Problem: Copy out all lines with the word "into" in them.

Records for this task:
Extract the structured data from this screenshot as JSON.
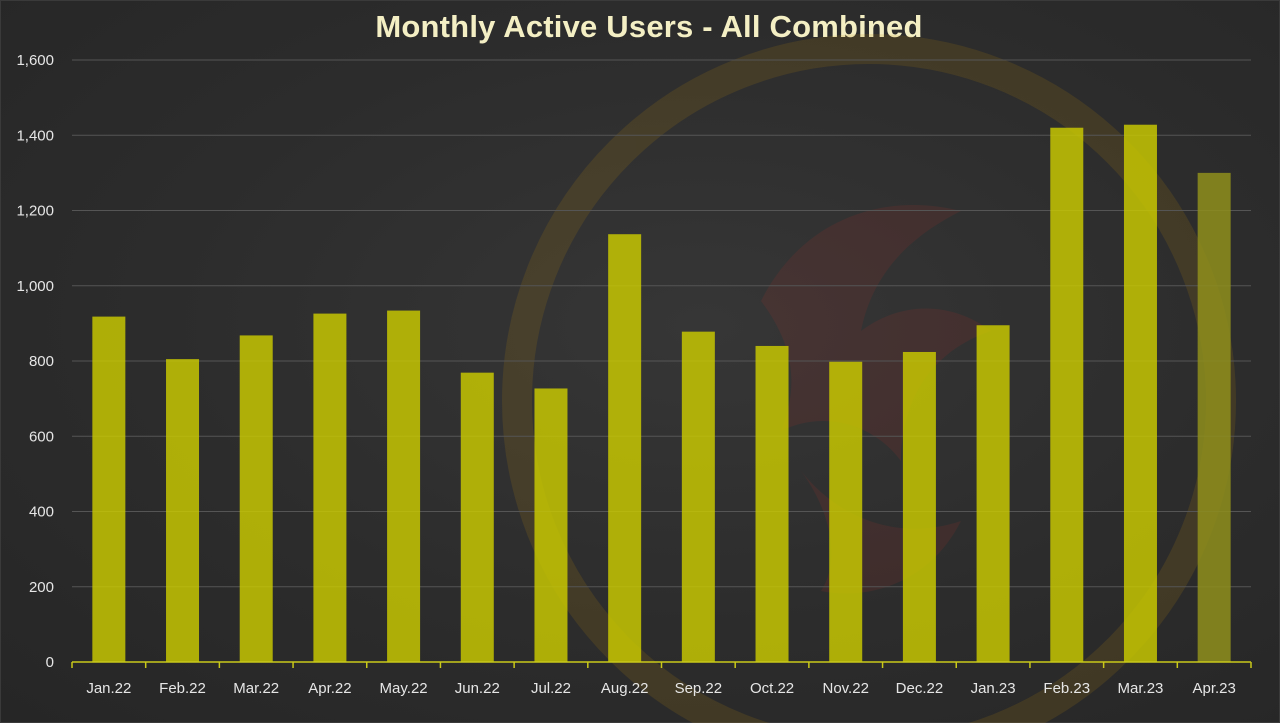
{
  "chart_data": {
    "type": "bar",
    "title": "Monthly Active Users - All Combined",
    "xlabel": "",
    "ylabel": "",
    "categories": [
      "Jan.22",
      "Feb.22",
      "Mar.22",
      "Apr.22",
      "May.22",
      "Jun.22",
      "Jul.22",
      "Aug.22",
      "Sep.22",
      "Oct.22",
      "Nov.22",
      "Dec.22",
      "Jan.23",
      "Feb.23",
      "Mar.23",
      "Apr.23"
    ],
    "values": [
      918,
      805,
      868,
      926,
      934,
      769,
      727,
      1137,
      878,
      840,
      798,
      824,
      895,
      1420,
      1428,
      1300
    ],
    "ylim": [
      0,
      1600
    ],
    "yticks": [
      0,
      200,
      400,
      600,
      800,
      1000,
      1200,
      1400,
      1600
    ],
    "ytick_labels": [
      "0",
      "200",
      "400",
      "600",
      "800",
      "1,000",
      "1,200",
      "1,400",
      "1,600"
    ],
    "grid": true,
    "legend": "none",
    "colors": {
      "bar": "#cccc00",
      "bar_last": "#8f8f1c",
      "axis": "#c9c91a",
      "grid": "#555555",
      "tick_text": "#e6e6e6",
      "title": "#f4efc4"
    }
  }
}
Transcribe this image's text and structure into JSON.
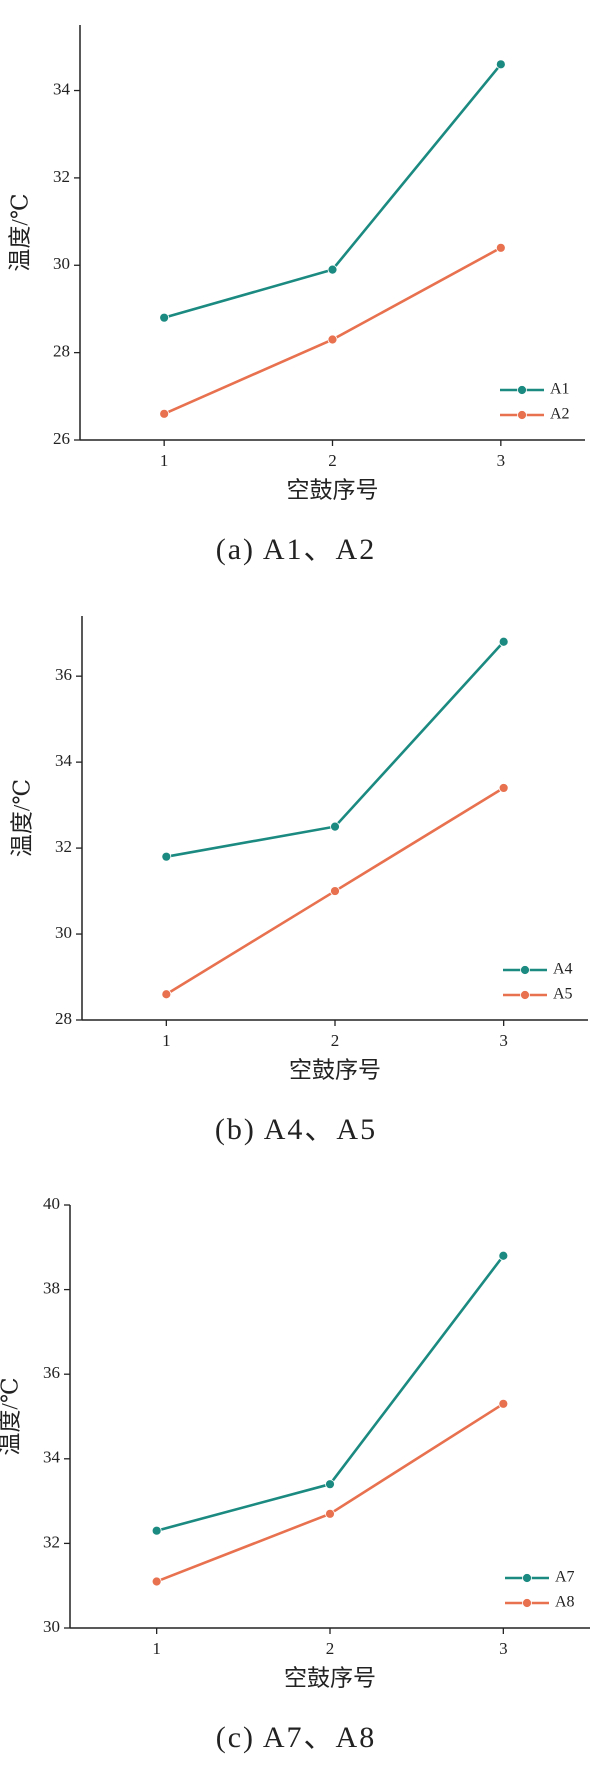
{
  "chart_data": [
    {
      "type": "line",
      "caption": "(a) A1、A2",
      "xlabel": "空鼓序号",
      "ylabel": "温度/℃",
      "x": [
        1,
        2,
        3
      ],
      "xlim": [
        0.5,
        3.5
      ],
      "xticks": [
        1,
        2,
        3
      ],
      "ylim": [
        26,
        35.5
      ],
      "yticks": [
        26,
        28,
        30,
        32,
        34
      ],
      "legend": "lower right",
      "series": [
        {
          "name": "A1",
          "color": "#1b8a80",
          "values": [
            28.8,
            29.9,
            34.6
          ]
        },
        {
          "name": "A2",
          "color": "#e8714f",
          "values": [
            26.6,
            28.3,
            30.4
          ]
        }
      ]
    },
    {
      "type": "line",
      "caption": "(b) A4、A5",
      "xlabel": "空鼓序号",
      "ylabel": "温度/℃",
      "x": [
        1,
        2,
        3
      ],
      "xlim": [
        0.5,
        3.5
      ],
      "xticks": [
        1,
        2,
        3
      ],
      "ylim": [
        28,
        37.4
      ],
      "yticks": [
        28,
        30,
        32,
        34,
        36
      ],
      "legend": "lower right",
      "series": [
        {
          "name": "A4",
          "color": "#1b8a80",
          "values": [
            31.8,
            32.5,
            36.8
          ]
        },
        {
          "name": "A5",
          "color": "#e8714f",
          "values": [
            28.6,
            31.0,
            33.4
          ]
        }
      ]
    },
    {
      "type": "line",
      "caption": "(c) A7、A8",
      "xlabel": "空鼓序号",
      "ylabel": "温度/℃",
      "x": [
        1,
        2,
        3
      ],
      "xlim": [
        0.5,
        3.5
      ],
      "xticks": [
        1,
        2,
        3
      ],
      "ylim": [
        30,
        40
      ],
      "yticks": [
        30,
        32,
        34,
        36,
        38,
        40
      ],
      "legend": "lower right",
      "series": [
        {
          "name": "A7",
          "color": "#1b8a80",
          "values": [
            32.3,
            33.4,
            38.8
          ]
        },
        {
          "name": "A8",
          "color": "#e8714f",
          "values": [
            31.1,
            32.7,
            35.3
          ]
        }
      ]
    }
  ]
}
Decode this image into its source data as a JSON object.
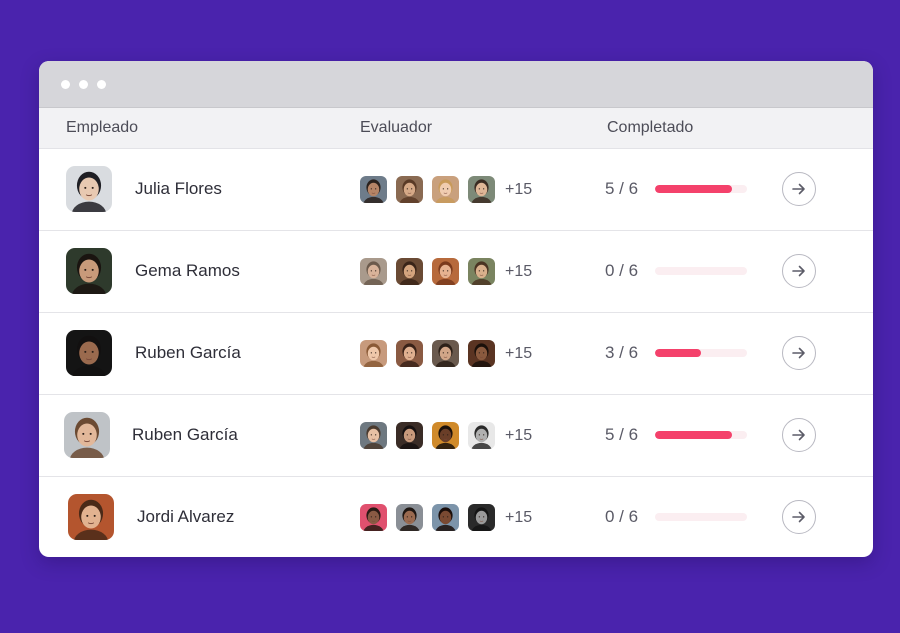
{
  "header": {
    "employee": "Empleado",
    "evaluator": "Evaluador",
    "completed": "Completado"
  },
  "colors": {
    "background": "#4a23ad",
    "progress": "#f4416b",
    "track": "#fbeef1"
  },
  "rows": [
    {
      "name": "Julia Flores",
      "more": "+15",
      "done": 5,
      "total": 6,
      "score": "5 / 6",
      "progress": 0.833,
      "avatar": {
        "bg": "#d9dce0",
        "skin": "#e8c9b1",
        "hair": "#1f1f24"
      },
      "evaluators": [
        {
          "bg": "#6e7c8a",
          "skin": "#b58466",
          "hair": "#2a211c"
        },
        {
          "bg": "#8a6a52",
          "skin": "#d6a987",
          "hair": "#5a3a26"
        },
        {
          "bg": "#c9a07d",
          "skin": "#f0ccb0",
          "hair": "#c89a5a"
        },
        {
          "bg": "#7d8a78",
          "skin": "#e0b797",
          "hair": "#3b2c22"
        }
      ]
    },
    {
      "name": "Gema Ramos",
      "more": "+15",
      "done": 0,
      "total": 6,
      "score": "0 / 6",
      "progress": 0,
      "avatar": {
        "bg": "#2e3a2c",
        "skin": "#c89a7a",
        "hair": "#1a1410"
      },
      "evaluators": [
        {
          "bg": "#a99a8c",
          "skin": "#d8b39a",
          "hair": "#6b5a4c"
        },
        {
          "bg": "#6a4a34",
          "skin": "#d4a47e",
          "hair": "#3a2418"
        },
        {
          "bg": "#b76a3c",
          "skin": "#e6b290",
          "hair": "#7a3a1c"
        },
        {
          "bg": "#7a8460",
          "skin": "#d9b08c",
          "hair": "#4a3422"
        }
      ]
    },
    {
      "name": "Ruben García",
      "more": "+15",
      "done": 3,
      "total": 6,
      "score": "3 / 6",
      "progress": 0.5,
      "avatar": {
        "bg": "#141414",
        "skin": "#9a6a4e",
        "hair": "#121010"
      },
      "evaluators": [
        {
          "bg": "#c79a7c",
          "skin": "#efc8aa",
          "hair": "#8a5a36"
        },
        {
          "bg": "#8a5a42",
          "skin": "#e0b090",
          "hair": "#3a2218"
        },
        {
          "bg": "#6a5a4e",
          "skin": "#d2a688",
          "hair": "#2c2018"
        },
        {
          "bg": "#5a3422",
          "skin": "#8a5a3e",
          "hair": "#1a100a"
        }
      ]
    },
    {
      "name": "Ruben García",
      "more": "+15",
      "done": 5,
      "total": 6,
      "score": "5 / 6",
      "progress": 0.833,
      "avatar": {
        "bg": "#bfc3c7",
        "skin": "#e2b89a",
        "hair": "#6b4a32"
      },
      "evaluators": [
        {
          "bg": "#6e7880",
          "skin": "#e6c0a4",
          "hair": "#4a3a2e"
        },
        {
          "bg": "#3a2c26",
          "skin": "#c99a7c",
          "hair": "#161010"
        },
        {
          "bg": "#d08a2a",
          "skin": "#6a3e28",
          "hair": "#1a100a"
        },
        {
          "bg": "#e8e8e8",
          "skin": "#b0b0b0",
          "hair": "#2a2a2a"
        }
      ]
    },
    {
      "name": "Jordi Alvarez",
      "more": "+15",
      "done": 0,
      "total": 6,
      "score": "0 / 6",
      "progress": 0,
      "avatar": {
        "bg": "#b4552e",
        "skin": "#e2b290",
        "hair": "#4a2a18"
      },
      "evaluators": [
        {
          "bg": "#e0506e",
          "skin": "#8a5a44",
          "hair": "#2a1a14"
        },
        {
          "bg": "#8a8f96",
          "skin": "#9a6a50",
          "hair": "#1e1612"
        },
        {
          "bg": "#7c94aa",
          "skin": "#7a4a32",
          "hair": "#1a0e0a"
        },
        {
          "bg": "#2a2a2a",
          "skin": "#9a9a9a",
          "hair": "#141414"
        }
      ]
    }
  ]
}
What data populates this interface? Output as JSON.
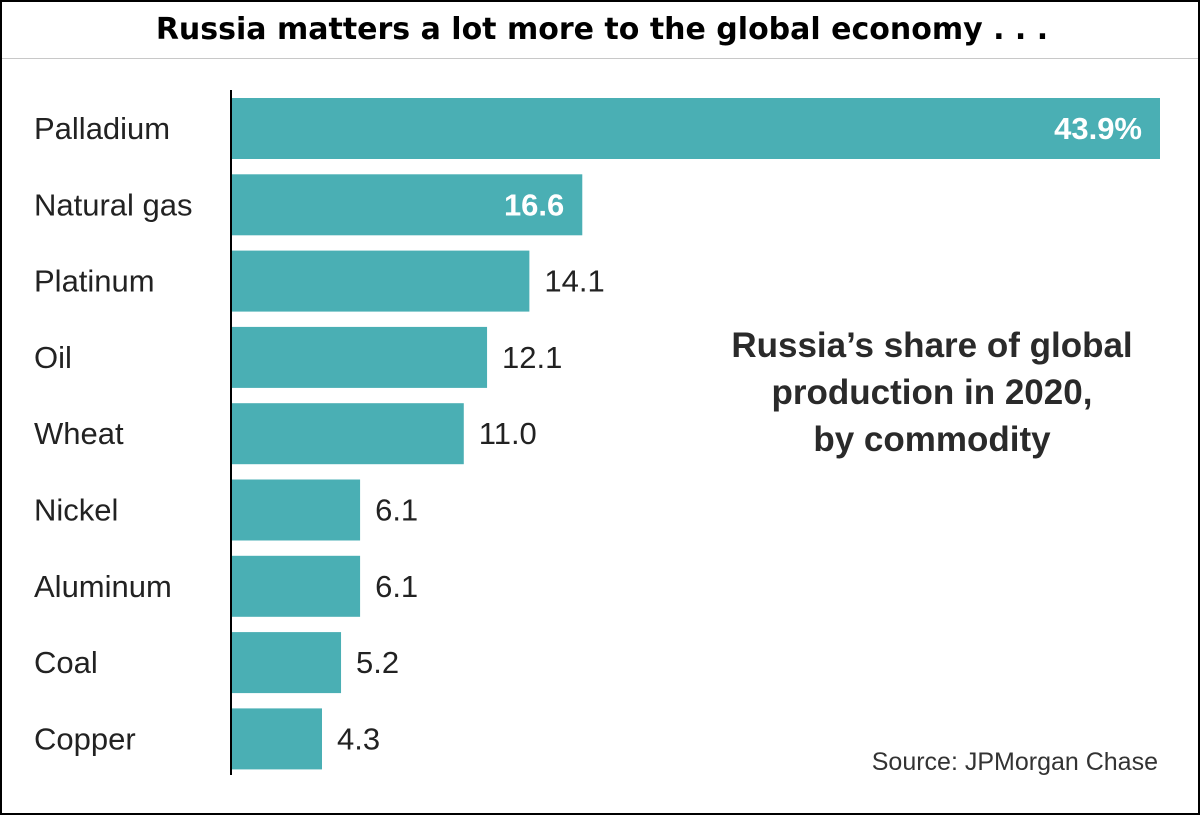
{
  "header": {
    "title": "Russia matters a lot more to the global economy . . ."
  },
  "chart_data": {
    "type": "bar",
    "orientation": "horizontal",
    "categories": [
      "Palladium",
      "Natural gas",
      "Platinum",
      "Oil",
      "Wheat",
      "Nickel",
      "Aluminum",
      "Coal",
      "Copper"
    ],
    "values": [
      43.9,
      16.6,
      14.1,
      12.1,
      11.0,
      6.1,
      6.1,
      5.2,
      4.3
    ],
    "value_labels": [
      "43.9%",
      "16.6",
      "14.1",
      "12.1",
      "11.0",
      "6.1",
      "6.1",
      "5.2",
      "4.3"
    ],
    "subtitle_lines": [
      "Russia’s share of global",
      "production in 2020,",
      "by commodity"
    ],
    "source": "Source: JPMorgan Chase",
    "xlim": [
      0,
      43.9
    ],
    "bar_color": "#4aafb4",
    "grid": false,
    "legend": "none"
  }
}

Complete answer:
Transcribe this image's text and structure into JSON.
Decode this image into its source data as a JSON object.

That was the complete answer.